Assigned task A.
Can you write out the passage of the Hugo Rojas interview that runs from "Hugo Rojas is" up to and including "Case of Chile.", word for word?
Assigned task B.
How would the interview with Hugo Rojas on human rights and transitional justice continue from its final sentence? Write the next part.

----- Source passage -----

Hugo Rojas is Lecturer of Sociology of Law and Human Rights in Chile. He received his doctorate in sociology from the University of Oxford, and his master’s in law, anthropology, and society from the London School of Economics and Political Science. In the below interview, he reflects on his work on human rights and transitional justice, the meaning of justice, and the importance of interdisciplinary and collaborative efforts to bring academics and policy-makers together on issues of justice.
I research and teach human rights and transitional justice in Chile. I am also part of a research center on democracy and violence. This past year I have published two books with Palgrave Macmillan: Human Rights and Transitional Justice in Chile (with Miriam Shaftoe), and Past Human Rights Violations and the Question of Indifference: The Case of Chile.
One of the goals that all societies should pursue is justice. This means that each politically organized community must establish the appropriate mechanisms to resolve legal conflicts in consideration of the legal rules it has sovereignly approved. Solutions and decisions will be just only if those substantive rules and previously established procedures are equally just.
Social movements often fight against those legal norms or social structures that they consider unjust. Social movements critically question society and declare their disagreement with the way in which certain issues or topics are being addressed, particularly by the dominant sectors. Social movements usually arise to confront injustices and inequities affecting a group of people who are dissatisfied with the way they are treated by the rest of the population. Behind every social movement there are theoretical frameworks, action plans, discourses, and narratives in favour of social change. Usually, these discourses are inscribed within what we call social justice, precisely because the movements seek to put an end to what they consider to be social injustice. In the book Human Rights and Transitional Justice in Chile we also mention cases of social injustice, such as the lack of recognition of victims, survivors, and their families in the context of the dictatorship of Augusto Pinochet (1973-1990) and during the political transition to democracy (1990 to the present). The human rights movement played a fundamental role in the recovery of democracy in Chile, and in placing transitional justice issues on the public agenda. At present, the feminist and indigenous movements are playing a key role in the work of the Constitutional Convention in charge of drafting a new Constitution for post-transitional Chile.
In the long term, my research seeks to strengthen the rule of law, the quality of democracy and the recognition of human rights. In the short term, I intend to move towards comparative research on transitional justice and pay more attention to the politics of human rights.

----- Input data -----

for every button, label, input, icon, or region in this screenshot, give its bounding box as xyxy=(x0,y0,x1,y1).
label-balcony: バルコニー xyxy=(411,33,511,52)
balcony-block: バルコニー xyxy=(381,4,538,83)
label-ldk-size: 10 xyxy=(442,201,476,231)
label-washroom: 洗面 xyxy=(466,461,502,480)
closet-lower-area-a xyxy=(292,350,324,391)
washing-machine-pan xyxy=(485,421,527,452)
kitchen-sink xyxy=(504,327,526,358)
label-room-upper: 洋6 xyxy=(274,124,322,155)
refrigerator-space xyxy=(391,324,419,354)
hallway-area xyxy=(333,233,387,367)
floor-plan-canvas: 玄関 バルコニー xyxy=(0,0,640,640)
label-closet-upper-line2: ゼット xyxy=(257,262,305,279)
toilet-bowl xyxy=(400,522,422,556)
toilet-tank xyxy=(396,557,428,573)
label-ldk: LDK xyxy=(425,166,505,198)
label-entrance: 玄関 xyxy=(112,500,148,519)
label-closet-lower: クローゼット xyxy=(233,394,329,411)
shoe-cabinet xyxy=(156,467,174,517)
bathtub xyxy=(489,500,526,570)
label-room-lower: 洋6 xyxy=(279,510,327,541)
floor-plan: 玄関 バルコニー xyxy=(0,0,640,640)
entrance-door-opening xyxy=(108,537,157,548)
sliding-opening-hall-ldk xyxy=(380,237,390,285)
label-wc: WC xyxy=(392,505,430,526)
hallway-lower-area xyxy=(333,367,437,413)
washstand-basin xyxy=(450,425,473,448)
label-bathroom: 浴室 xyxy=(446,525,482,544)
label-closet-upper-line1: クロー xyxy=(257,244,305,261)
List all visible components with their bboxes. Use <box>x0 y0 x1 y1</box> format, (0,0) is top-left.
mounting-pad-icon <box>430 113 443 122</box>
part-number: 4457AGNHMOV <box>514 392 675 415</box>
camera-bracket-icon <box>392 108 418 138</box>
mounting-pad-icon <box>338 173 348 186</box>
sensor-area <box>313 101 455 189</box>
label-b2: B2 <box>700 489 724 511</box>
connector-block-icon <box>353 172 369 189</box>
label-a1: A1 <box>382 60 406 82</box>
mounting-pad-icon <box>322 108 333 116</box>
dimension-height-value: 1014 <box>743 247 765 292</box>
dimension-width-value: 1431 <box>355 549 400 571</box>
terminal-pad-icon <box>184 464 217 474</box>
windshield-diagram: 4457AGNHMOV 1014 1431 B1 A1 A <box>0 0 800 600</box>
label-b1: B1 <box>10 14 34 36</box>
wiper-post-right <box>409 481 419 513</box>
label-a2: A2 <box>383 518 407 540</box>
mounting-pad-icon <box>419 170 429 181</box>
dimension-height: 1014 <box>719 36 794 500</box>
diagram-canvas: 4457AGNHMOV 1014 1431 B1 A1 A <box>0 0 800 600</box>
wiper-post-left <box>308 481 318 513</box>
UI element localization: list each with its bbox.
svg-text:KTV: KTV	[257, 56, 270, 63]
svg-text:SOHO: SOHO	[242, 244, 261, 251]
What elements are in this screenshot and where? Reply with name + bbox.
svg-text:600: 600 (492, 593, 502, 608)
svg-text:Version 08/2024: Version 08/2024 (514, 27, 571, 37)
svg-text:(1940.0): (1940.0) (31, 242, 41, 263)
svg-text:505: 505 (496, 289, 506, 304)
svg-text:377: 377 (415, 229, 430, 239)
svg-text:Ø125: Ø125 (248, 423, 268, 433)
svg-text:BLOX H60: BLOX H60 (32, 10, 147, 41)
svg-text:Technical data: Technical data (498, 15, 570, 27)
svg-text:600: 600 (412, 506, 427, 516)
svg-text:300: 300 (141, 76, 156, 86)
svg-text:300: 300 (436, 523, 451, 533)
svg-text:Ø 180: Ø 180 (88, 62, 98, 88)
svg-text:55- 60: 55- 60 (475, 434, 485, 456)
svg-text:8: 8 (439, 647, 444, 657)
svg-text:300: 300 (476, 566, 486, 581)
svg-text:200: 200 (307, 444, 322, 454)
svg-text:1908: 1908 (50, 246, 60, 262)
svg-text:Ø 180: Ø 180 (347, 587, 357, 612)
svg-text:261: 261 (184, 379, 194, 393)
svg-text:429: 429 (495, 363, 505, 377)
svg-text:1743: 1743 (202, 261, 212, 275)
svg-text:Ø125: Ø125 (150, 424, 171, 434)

-----

Response box A.
Hugo Rojas is Lecturer of Sociology of Law and Human Rights in Chile. He received his doctorate in sociology from the University of Oxford, and his master’s in law, anthropology, and society from the London School of Economics and Political Science. In the below interview, he reflects on his work on human rights and transitional justice, the meaning of justice, and the importance of interdisciplinary and collaborative efforts to bring academics and policy-makers together on issues of justice.
I research and teach human rights and transitional justice in Chile. I am also part of a research center on democracy and violence. This past year I have published two books with Palgrave Macmillan: Human Rights and Transitional Justice in Chile (with Miriam Shaftoe), and Past Human Rights Violations and the Question of Indifference: The Case of Chile.

Response box B.
I believe that the most productive way to build bridges between researchers and policy makers is to work together on the multiple issues that are of interest to the entire group involved. This could be done by jointly producing annual reports, or by organizing events and seminars where no one feels excluded from the conversation, or by writing clear documents that are useful for the design, implementation, and evaluation of public policies. There are institutions in the world that have such a powerful magnetism that they can become nerve centres of legal-political discussion. For example, the Foundation for Law, Justice, and Society in Oxford.
In my research I have presented proposals to improve the conditions of indigenous peoples in Chile. I have also tried to make known the opinions and perceptions of the victims of the military dictatorship in Chile. Additionally, my research has contributed to a better understanding of people indifferent to human rights, explaining their causes and social consequences.
High-impact research is increasingly interdisciplinary, intergenerational, and useful to a wide range of societies around the world. It is important that researchers try to transmit their knowledge to the new generations, especially during their university years. This kind of researcher also requires people who work in public organizations. The resonance of academic research increases considerably if it is translated into a friendly language through the media or social networks.
In the field of human rights, public participation is extremely important. Investigating human rights without considering the serious problems that may arise for the population -or some social groups- does not make sense. On the contrary, what is expected of the social sciences is that they propose useful information and data for decision-making processes in the public domain.
I would love for all societies to be able to promote a culture of human rights that is much more robust and intense than what we see today. Reaching high and sophisticated levels of human rights culture should contribute to strengthening democracy and the rule of law. Evidently, achieving a goal of this type requires a cooperative effort involving various sectors of the population, including academia.
Hugo Rojas is Lecturer of Sociology of Law and Human Rights at Alberto Hurtado University, Adjunct Professor of Transitional Justice at the Catholic University of Chile, and researcher of the Millennium Institute on Violence and Democracy (VioDemos), Chile. He received his doctorate from the University of Oxford and his masters from the London School of Economics and Political Science. Previously he served as presidential advisor during the first government of Michelle Bachelet, validation manager at the Council for Transparency, and head of enforcement at the Chilean Television Commission.